start Records supplied

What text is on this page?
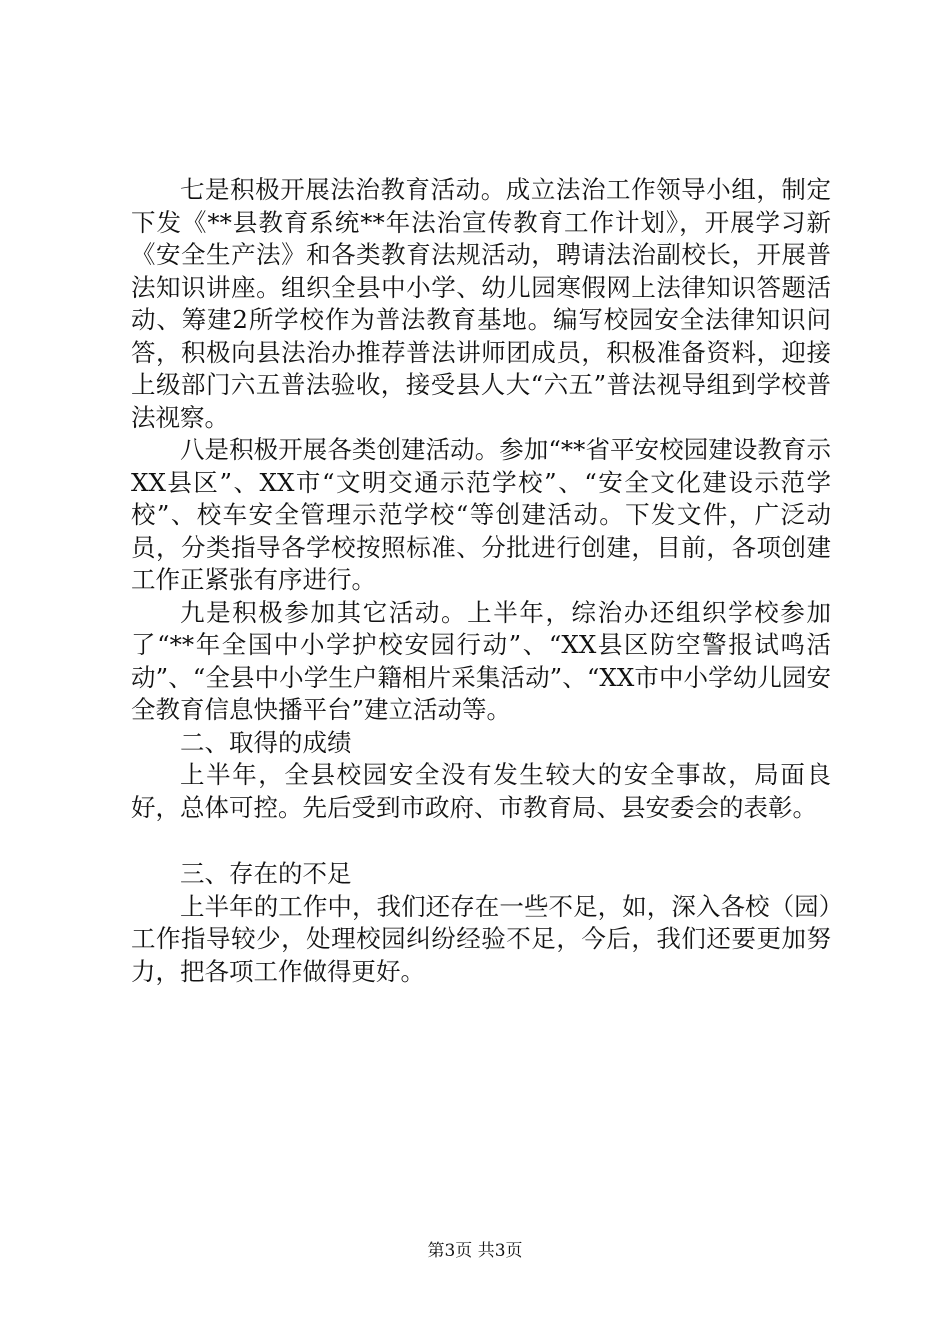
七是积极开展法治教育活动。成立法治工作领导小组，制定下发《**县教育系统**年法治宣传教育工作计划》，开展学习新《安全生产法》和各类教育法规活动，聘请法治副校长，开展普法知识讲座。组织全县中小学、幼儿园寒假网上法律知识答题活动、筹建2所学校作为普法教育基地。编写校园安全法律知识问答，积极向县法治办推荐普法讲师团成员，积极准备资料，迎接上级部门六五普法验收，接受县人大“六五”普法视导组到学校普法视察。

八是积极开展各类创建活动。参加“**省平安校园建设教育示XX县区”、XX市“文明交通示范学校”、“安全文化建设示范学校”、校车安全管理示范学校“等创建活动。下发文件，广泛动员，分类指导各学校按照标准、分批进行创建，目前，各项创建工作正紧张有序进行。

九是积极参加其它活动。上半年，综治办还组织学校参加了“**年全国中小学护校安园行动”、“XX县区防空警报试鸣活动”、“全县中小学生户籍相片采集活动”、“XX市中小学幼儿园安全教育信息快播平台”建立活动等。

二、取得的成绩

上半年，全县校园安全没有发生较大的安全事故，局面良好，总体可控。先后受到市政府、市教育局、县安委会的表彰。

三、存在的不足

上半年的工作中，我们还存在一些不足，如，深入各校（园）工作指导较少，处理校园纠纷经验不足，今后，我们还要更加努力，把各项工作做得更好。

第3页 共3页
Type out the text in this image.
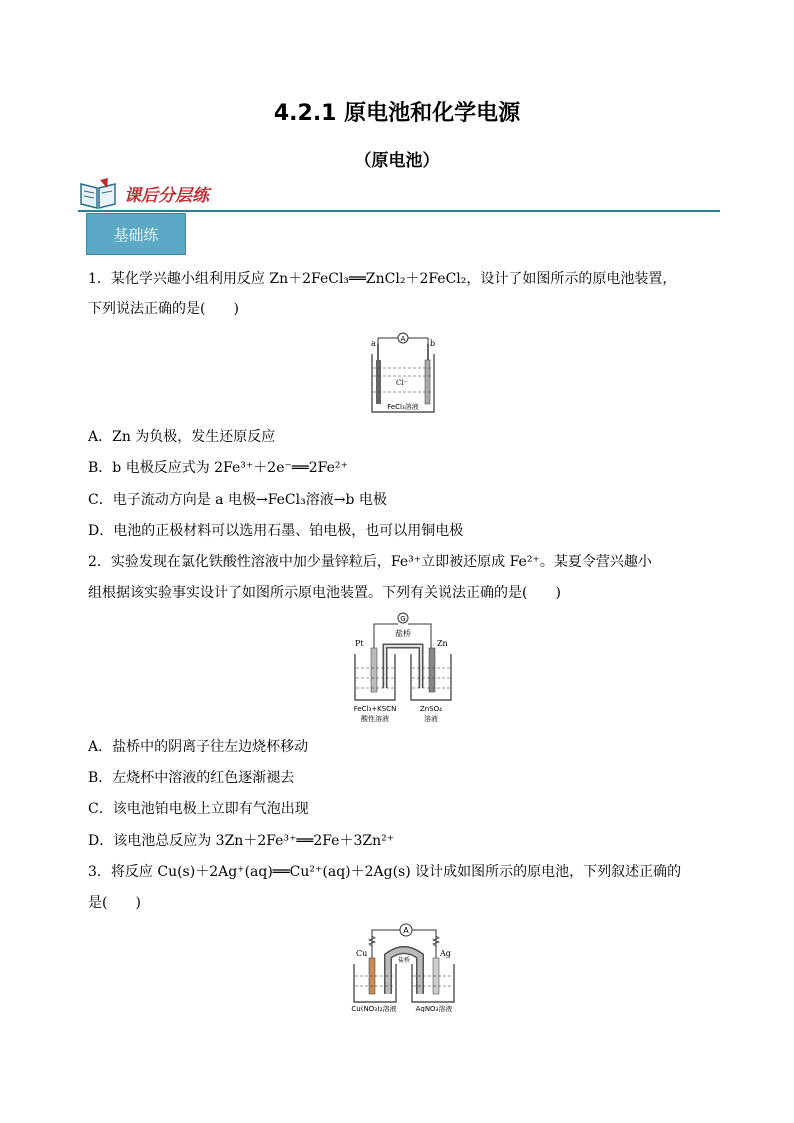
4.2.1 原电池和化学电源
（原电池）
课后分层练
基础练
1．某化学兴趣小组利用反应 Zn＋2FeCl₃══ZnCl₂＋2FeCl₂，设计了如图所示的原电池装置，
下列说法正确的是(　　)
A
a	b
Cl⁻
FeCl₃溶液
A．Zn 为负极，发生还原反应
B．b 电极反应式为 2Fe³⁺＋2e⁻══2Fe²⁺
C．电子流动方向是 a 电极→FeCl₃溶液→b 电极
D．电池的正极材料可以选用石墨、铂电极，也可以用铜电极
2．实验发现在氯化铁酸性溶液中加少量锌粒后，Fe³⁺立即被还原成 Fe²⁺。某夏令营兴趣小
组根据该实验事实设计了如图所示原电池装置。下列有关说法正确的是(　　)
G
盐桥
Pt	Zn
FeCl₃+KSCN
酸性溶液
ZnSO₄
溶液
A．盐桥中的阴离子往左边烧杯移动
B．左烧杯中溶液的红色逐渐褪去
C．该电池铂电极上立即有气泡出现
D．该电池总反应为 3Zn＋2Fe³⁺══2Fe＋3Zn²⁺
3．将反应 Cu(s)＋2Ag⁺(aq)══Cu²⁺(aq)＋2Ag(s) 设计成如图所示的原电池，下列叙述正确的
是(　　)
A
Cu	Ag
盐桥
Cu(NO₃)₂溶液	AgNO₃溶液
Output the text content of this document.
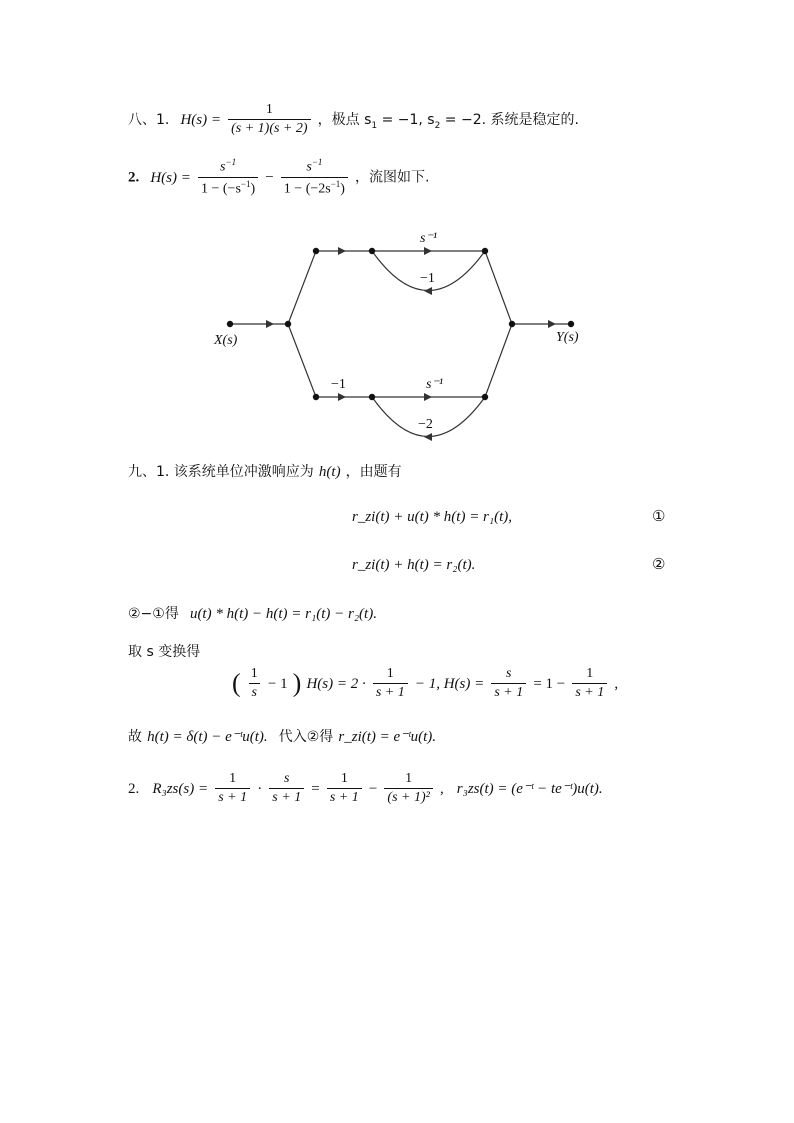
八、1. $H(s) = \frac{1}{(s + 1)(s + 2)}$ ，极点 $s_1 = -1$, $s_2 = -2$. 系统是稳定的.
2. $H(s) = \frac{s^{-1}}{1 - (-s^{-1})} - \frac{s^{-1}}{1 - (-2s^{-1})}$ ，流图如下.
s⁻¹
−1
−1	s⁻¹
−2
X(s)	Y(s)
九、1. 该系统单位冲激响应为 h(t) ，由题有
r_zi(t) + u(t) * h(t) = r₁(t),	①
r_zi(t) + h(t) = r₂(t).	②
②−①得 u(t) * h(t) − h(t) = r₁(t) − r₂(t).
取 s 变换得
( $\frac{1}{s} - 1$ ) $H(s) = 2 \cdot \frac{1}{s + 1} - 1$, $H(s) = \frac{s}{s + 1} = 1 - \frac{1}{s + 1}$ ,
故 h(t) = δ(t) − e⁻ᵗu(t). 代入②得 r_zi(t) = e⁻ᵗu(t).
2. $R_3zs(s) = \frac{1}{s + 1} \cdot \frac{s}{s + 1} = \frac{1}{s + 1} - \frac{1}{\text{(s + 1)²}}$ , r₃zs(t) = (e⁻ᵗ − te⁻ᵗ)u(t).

end Records supplied

Task statement ->
Look through the data above. Each line containing the word "cdot" needs to be copied.

Response for this exercise ->
( $\frac{1}{s} - 1$ ) $H(s) = 2 \cdot \frac{1}{s + 1} - 1$, $H(s) = \frac{s}{s + 1} = 1 - \frac{1}{s + 1}$ ,
2. $R_3zs(s) = \frac{1}{s + 1} \cdot \frac{s}{s + 1} = \frac{1}{s + 1} - \frac{1}{\text{(s + 1)²}}$ , r₃zs(t) = (e⁻ᵗ − te⁻ᵗ)u(t).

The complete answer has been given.